** Task statement **
Across all the lines below, how many contain the string "Random"? Please reply with the number only.

** Data shown **

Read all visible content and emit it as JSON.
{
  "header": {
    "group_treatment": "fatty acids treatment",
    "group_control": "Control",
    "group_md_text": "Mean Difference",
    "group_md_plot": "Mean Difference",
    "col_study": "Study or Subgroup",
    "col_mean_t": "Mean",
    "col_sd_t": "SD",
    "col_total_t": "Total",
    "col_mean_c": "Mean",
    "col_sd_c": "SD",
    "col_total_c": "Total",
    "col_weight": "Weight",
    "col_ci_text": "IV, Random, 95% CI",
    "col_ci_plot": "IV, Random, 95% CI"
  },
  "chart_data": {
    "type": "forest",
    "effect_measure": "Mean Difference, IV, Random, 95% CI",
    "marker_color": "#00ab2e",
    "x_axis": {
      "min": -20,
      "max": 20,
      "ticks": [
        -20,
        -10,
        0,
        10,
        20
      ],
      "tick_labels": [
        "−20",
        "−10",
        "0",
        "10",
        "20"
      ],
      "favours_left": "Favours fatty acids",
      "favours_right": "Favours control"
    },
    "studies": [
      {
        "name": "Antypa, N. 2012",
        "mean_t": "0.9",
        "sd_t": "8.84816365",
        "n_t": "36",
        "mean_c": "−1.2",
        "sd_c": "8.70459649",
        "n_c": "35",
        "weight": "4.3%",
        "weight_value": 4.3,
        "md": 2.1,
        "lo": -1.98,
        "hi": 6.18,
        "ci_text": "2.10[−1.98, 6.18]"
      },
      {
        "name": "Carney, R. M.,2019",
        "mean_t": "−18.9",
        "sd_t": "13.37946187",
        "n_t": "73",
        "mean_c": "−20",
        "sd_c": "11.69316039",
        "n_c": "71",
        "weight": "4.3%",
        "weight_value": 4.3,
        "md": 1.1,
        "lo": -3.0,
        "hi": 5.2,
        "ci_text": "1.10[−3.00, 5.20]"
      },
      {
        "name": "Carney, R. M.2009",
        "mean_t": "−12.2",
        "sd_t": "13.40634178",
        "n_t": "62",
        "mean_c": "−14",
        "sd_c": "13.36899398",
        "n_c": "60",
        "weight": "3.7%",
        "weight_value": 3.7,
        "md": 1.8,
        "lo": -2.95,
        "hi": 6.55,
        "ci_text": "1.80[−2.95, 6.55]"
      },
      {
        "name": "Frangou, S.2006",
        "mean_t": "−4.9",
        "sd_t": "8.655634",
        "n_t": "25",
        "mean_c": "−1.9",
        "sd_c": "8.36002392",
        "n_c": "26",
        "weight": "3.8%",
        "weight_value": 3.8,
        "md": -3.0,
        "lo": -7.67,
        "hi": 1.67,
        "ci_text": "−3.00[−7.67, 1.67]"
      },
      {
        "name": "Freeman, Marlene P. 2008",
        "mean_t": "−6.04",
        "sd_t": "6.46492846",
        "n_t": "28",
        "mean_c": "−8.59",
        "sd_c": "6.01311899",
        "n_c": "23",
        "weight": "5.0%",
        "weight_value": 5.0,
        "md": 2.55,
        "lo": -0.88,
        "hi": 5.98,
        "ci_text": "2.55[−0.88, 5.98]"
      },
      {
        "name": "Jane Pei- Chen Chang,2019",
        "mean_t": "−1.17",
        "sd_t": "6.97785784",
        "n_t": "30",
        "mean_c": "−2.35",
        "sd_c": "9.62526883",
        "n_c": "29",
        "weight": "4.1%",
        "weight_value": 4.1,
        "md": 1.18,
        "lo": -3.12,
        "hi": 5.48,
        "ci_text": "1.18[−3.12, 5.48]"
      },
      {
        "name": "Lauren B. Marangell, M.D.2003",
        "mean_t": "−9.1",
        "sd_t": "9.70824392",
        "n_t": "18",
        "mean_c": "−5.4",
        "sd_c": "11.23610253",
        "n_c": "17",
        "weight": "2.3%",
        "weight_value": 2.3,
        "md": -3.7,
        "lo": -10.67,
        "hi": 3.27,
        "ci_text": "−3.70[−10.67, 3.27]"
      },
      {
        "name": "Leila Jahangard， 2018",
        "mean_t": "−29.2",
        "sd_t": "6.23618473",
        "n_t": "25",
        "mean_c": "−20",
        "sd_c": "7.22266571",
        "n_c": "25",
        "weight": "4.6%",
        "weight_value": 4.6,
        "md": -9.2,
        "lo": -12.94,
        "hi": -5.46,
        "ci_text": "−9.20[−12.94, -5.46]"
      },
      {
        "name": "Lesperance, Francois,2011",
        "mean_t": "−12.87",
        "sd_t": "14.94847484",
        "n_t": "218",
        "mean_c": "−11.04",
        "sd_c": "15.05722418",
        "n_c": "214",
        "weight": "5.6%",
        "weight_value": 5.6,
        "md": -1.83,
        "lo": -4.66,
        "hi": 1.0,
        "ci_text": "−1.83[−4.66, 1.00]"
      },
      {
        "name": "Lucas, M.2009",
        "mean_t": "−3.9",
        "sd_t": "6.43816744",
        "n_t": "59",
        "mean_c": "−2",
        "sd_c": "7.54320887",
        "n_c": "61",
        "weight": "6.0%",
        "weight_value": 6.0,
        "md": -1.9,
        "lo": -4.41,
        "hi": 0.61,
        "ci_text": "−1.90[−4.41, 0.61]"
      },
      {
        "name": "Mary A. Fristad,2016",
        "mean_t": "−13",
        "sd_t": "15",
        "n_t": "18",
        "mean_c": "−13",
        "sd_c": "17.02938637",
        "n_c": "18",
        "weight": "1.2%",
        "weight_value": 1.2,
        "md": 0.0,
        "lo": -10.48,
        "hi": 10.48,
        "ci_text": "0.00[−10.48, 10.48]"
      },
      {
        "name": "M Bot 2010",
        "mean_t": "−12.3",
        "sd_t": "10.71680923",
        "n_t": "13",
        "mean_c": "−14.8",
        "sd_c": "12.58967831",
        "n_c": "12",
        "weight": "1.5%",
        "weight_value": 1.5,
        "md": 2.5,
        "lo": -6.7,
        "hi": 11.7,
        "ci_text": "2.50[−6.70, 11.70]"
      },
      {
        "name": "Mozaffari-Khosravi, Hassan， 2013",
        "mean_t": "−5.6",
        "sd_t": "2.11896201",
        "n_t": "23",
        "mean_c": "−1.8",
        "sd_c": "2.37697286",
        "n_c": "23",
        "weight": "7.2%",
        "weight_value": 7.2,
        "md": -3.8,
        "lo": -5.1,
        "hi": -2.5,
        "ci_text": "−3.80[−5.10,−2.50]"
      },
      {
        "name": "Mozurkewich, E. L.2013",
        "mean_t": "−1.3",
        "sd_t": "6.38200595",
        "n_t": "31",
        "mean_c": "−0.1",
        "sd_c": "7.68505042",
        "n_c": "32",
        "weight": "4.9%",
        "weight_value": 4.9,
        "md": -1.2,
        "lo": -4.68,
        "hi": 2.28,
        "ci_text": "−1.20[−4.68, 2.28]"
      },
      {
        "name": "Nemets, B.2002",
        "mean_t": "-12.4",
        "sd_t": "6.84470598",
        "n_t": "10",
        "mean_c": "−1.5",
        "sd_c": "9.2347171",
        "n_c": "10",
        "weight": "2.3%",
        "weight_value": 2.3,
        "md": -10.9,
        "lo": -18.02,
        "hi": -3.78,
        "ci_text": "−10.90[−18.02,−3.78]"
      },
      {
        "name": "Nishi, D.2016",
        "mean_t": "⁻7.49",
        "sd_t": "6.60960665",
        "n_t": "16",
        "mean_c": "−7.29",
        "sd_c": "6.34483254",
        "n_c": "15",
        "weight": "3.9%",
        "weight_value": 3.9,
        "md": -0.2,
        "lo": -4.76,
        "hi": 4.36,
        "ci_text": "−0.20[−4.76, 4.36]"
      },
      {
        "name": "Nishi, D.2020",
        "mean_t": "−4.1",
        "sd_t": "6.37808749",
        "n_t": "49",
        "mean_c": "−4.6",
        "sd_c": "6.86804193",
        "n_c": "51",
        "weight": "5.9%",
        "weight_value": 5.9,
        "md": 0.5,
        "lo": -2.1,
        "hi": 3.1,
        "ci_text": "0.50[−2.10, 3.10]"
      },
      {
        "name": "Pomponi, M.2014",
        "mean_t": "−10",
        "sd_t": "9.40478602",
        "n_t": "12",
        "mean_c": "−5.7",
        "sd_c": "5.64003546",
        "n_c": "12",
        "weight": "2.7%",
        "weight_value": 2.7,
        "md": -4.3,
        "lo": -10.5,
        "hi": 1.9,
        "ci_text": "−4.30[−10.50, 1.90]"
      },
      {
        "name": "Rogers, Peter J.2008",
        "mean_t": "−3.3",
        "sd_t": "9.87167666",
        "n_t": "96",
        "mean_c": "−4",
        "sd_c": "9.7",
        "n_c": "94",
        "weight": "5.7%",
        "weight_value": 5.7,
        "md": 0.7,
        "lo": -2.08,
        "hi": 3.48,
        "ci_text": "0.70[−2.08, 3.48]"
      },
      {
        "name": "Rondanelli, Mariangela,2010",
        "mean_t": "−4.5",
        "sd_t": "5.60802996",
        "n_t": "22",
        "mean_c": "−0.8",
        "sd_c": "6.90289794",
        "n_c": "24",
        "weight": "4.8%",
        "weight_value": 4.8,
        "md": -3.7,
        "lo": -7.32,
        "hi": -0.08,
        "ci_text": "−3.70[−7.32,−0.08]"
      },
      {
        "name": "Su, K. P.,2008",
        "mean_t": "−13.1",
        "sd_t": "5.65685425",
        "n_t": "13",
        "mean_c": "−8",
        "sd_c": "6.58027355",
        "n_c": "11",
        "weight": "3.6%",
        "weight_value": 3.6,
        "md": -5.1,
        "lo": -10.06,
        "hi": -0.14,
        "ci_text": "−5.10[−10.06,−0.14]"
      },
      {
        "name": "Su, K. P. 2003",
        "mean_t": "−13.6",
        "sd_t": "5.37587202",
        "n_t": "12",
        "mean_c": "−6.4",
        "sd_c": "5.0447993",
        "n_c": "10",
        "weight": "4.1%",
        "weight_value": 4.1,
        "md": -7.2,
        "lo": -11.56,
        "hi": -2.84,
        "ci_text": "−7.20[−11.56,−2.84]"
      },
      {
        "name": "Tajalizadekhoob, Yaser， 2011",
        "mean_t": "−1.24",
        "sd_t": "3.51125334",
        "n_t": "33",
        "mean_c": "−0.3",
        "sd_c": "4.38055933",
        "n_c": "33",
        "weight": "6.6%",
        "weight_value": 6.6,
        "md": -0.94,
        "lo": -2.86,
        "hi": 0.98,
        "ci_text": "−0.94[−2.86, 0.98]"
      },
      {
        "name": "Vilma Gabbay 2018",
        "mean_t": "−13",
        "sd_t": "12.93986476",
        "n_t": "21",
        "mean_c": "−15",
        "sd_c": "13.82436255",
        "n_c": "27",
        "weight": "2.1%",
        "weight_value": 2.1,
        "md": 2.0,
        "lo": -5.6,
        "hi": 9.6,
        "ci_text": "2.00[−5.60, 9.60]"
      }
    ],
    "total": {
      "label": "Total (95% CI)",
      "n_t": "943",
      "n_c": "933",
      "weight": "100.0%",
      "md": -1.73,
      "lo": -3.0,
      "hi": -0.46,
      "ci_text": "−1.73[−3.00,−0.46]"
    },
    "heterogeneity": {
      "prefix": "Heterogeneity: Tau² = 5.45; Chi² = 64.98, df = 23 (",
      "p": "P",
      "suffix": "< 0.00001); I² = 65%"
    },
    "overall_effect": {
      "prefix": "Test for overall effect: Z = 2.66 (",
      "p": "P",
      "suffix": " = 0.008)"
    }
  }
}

** Full response **
3